------ RECORDS SHOWN

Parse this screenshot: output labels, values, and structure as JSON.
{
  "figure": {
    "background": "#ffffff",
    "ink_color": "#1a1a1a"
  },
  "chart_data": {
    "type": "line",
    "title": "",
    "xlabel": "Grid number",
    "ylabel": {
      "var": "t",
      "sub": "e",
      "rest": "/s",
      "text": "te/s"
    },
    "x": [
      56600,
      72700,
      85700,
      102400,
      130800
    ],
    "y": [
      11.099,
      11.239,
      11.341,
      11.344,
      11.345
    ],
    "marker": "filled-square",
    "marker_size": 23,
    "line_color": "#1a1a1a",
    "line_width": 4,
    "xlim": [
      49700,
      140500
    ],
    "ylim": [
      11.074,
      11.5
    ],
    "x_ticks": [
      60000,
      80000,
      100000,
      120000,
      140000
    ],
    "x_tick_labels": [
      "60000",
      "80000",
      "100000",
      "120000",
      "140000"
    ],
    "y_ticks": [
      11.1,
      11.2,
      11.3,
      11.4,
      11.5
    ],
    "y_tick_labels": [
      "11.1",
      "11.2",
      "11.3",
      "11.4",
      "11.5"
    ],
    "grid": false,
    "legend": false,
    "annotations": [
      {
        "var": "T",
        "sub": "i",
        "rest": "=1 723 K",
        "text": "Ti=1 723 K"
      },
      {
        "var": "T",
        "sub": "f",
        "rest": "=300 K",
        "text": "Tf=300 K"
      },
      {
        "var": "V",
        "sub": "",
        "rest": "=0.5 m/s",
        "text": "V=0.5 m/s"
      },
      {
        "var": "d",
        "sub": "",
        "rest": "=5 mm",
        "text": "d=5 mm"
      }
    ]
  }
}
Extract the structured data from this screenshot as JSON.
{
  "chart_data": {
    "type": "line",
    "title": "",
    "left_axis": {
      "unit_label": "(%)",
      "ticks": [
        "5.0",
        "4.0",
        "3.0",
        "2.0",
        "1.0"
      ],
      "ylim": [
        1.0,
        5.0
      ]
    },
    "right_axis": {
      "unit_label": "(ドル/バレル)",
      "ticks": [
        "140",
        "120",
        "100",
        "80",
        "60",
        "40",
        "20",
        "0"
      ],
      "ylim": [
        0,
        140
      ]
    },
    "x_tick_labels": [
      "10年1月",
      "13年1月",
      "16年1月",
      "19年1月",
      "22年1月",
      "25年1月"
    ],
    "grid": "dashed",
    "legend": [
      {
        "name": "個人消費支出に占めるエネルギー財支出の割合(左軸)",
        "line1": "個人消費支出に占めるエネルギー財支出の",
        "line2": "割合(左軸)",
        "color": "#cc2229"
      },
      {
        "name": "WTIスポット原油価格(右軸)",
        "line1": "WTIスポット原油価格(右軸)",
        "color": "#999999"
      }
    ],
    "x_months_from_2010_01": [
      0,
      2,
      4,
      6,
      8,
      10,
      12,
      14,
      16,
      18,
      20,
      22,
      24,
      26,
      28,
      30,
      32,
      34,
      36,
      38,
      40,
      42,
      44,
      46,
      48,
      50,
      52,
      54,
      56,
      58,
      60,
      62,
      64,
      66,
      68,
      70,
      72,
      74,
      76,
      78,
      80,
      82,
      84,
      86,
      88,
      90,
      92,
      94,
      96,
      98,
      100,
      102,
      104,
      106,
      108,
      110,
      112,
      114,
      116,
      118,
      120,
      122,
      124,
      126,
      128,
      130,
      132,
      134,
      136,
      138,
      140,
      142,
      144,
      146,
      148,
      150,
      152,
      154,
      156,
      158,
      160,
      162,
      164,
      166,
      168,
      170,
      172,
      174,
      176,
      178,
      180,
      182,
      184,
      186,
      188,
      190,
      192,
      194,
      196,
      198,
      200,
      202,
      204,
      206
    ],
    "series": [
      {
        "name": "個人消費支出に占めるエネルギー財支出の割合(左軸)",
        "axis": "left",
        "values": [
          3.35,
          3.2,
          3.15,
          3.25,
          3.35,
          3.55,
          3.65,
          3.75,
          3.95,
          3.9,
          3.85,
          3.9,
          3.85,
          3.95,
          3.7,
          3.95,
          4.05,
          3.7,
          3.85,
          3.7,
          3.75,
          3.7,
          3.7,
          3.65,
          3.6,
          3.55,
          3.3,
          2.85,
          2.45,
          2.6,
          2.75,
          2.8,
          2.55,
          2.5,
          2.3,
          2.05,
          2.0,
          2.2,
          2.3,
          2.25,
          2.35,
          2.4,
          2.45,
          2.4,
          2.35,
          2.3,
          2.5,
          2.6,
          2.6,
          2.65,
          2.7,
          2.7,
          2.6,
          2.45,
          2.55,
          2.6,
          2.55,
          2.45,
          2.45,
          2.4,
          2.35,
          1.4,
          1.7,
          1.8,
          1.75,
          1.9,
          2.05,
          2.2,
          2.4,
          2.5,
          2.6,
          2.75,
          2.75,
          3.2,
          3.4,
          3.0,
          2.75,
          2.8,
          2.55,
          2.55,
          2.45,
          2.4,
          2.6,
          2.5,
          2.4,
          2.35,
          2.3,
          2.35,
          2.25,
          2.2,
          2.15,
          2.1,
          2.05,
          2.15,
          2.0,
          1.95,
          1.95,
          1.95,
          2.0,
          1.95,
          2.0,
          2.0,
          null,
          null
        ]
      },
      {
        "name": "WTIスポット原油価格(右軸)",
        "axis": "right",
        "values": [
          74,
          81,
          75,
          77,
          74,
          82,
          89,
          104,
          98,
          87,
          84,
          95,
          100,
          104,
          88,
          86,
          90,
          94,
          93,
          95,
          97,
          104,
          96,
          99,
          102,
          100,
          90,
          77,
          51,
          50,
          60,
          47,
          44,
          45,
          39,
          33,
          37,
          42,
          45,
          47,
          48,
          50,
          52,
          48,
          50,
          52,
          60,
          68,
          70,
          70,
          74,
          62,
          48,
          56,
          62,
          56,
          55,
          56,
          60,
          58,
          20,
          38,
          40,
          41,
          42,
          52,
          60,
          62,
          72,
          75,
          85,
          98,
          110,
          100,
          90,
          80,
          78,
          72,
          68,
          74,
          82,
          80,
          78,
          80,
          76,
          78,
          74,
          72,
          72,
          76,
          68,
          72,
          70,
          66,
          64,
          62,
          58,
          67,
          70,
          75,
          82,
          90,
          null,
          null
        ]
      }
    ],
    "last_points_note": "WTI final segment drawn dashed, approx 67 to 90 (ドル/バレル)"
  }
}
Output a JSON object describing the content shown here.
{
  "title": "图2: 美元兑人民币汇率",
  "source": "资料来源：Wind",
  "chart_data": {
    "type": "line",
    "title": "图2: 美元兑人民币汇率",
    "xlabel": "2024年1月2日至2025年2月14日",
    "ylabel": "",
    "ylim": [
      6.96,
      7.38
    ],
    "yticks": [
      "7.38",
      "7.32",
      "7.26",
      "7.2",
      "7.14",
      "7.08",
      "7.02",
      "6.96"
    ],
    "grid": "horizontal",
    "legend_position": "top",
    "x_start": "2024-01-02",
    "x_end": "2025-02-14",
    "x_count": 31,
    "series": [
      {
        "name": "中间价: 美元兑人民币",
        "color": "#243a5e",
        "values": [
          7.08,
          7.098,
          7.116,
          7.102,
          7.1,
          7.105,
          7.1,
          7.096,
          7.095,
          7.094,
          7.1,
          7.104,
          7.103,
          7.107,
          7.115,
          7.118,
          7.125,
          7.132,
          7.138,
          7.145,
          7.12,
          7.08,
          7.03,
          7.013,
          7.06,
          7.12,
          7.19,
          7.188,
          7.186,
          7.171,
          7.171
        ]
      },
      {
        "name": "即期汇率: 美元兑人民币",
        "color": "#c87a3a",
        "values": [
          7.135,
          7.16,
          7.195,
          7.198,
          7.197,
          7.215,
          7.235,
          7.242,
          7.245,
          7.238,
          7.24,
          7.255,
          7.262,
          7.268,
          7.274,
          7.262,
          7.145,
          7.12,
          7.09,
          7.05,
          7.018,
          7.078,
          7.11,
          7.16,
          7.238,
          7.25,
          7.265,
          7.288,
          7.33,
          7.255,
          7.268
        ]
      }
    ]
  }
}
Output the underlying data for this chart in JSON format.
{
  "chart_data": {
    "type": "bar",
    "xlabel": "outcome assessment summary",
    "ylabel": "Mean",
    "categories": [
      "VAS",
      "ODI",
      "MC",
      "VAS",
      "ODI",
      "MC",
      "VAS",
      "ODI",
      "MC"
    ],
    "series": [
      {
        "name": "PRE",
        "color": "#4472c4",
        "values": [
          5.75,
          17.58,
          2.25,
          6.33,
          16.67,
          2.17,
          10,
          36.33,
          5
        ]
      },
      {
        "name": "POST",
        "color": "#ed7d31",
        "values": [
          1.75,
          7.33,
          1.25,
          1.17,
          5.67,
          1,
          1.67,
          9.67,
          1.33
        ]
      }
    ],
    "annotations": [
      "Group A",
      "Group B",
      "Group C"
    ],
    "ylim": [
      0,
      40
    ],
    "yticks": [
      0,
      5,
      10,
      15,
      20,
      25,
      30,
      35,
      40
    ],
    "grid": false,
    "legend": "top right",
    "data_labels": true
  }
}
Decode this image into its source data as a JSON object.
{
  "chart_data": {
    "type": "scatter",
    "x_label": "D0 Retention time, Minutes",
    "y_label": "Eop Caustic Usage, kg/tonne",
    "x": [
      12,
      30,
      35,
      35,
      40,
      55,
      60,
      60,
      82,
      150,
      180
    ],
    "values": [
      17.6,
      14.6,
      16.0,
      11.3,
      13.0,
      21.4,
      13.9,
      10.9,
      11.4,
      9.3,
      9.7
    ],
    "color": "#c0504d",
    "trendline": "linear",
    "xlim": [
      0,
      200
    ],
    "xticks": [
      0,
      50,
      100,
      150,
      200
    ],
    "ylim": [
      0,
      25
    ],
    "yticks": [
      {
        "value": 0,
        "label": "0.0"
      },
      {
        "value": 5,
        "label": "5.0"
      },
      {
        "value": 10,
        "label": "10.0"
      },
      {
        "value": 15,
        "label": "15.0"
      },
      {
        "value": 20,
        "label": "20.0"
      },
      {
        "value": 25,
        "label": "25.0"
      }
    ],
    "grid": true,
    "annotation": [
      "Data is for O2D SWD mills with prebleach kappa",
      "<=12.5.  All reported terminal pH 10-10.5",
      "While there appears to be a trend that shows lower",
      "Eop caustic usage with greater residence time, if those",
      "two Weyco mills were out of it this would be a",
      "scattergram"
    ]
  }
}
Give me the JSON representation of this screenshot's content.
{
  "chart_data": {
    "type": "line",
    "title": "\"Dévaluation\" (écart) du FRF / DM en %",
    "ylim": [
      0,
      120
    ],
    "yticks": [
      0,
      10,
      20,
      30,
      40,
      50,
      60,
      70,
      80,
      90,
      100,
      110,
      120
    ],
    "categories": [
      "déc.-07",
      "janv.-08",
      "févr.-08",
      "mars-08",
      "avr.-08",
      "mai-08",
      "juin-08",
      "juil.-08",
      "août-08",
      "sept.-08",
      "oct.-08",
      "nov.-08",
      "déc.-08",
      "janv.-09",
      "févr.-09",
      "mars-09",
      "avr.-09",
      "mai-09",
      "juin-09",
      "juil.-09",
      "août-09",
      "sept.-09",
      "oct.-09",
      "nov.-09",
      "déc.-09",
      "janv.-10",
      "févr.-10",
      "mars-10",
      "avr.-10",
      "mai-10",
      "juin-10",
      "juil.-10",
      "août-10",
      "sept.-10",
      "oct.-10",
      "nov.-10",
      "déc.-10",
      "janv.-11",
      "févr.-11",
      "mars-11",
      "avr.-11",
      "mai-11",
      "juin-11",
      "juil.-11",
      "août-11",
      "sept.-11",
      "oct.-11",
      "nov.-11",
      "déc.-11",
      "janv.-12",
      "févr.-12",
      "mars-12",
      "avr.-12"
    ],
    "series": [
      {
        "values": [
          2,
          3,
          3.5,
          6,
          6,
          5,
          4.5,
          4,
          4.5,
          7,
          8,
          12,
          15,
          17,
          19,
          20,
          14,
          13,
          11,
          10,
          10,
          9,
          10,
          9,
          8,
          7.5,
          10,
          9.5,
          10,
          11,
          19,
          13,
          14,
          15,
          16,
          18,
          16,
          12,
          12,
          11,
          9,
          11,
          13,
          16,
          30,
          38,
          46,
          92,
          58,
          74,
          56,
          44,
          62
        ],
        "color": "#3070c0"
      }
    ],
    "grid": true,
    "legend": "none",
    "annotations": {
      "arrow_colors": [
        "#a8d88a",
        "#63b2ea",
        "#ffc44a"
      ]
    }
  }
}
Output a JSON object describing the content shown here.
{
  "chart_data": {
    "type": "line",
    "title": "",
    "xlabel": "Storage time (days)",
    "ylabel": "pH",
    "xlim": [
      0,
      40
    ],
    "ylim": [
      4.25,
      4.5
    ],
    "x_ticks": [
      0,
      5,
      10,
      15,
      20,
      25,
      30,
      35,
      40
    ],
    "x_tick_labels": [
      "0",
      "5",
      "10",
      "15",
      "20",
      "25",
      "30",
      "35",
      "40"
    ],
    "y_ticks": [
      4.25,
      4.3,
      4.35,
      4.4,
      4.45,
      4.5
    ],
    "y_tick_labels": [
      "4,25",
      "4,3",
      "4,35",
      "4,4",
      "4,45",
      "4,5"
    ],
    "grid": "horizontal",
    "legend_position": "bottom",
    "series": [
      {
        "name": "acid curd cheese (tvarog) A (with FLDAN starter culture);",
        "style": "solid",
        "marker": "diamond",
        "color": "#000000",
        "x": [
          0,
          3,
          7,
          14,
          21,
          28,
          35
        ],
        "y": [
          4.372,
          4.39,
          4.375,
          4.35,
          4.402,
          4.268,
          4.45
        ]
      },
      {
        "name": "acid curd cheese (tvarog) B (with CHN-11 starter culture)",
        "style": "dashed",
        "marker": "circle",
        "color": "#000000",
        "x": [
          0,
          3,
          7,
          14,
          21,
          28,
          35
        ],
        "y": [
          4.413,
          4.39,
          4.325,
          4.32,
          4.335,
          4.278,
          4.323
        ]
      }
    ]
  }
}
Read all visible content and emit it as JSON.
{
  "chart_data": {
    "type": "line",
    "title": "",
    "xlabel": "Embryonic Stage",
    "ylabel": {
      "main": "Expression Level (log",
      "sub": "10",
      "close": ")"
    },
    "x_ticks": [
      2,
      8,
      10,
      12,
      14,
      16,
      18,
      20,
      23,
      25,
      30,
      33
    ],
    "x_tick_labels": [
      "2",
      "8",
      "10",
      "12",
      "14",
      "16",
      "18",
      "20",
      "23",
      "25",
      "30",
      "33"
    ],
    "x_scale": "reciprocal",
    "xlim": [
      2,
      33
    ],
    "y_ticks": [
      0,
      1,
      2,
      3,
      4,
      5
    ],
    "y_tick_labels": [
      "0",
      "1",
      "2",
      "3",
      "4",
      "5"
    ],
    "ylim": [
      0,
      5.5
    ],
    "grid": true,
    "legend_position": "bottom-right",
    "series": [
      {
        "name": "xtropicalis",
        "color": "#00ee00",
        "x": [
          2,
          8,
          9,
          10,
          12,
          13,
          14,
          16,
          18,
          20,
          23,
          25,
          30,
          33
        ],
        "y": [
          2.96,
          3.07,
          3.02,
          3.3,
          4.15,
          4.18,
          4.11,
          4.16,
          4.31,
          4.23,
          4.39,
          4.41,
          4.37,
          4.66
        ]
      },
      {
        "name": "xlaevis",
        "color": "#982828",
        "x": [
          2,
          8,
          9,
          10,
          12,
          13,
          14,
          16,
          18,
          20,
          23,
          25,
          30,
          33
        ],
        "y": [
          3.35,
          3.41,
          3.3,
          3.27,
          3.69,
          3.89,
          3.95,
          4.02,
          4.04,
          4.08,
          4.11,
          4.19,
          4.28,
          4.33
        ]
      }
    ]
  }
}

------------

WHAT IS ASKED:
From the listing, copy every line where the string "text" appears.

TASK SOLUTION:
      "text": "te/s"
        "text": "Ti=1 723 K"
        "text": "Tf=300 K"
        "text": "V=0.5 m/s"
        "text": "d=5 mm"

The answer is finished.